=== PROBLEM DESCRIPTION ===
Find the word "heading" in the material below and gather every line that contains it.

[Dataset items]
————————

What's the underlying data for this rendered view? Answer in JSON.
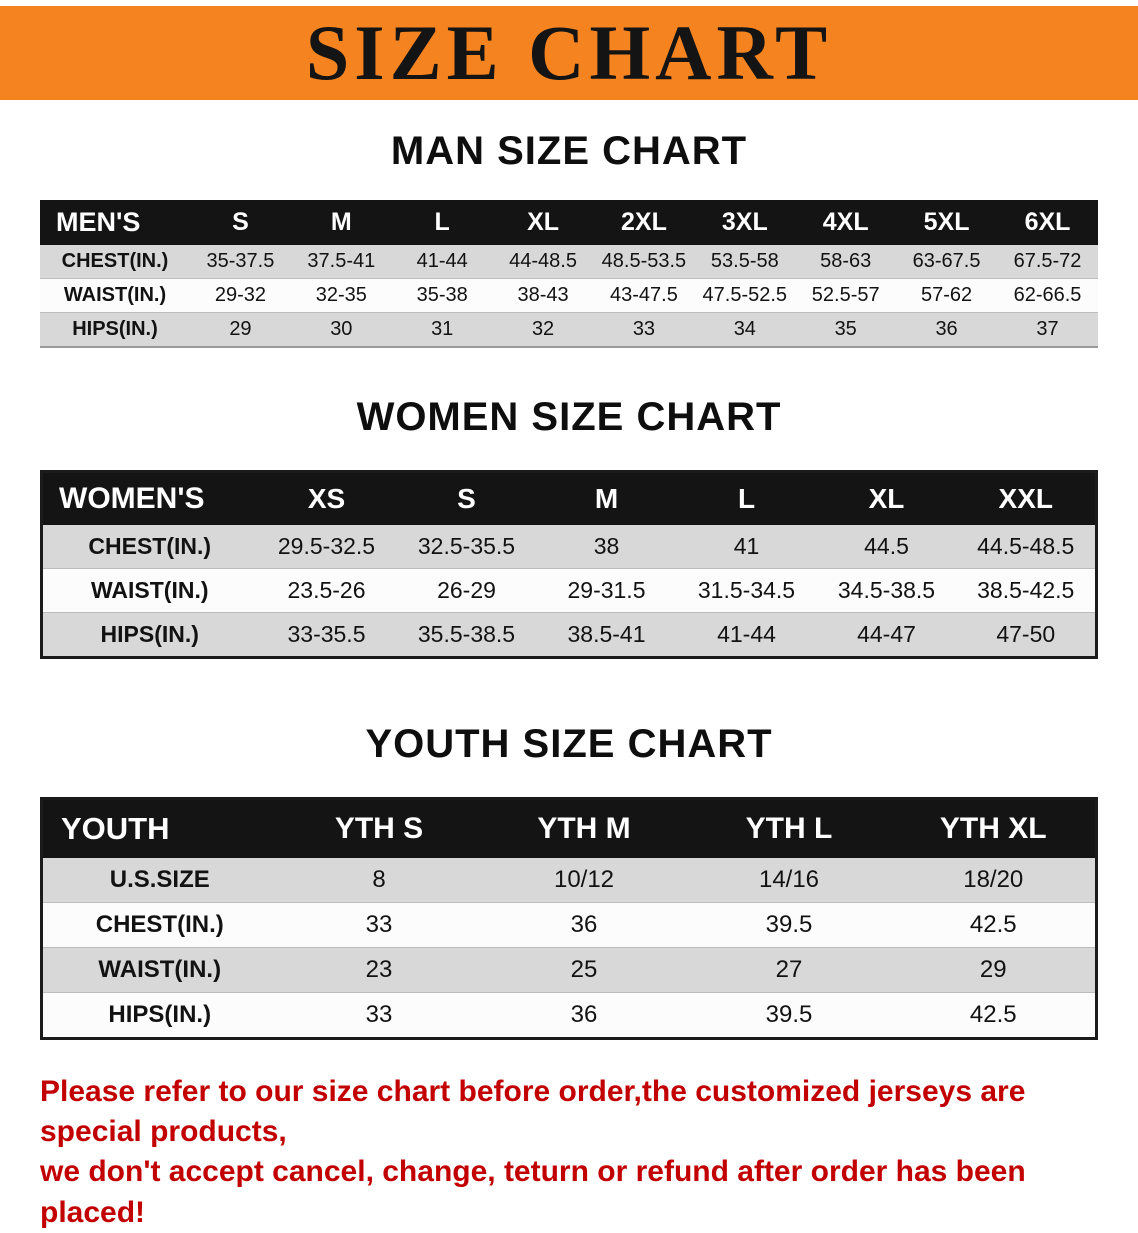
{
  "banner": {
    "title": "SIZE CHART"
  },
  "sections": [
    {
      "id": "men",
      "heading": "MAN SIZE CHART",
      "table": {
        "label": "MEN'S",
        "columns": [
          "S",
          "M",
          "L",
          "XL",
          "2XL",
          "3XL",
          "4XL",
          "5XL",
          "6XL"
        ],
        "rows": [
          {
            "label": "CHEST(IN.)",
            "values": [
              "35-37.5",
              "37.5-41",
              "41-44",
              "44-48.5",
              "48.5-53.5",
              "53.5-58",
              "58-63",
              "63-67.5",
              "67.5-72"
            ]
          },
          {
            "label": "WAIST(IN.)",
            "values": [
              "29-32",
              "32-35",
              "35-38",
              "38-43",
              "43-47.5",
              "47.5-52.5",
              "52.5-57",
              "57-62",
              "62-66.5"
            ]
          },
          {
            "label": "HIPS(IN.)",
            "values": [
              "29",
              "30",
              "31",
              "32",
              "33",
              "34",
              "35",
              "36",
              "37"
            ]
          }
        ]
      }
    },
    {
      "id": "women",
      "heading": "WOMEN SIZE CHART",
      "table": {
        "label": "WOMEN'S",
        "columns": [
          "XS",
          "S",
          "M",
          "L",
          "XL",
          "XXL"
        ],
        "rows": [
          {
            "label": "CHEST(IN.)",
            "values": [
              "29.5-32.5",
              "32.5-35.5",
              "38",
              "41",
              "44.5",
              "44.5-48.5"
            ]
          },
          {
            "label": "WAIST(IN.)",
            "values": [
              "23.5-26",
              "26-29",
              "29-31.5",
              "31.5-34.5",
              "34.5-38.5",
              "38.5-42.5"
            ]
          },
          {
            "label": "HIPS(IN.)",
            "values": [
              "33-35.5",
              "35.5-38.5",
              "38.5-41",
              "41-44",
              "44-47",
              "47-50"
            ]
          }
        ]
      }
    },
    {
      "id": "youth",
      "heading": "YOUTH SIZE CHART",
      "table": {
        "label": "YOUTH",
        "columns": [
          "YTH S",
          "YTH M",
          "YTH L",
          "YTH XL"
        ],
        "rows": [
          {
            "label": "U.S.SIZE",
            "values": [
              "8",
              "10/12",
              "14/16",
              "18/20"
            ]
          },
          {
            "label": "CHEST(IN.)",
            "values": [
              "33",
              "36",
              "39.5",
              "42.5"
            ]
          },
          {
            "label": "WAIST(IN.)",
            "values": [
              "23",
              "25",
              "27",
              "29"
            ]
          },
          {
            "label": "HIPS(IN.)",
            "values": [
              "33",
              "36",
              "39.5",
              "42.5"
            ]
          }
        ]
      }
    }
  ],
  "footer": {
    "lines": [
      "Please refer to our size chart before order,the customized jerseys are special products,",
      "we don't accept cancel, change, teturn or refund after order has been placed!"
    ]
  },
  "colors": {
    "banner_orange": "#f5831f",
    "header_black": "#141414",
    "row_gray": "#d8d8d8",
    "row_white": "#fcfcfc",
    "footer_red": "#c20000"
  }
}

————————

=== SOLVED PROBLEM ===
      "heading": "MAN SIZE CHART",
      "heading": "WOMEN SIZE CHART",
      "heading": "YOUTH SIZE CHART",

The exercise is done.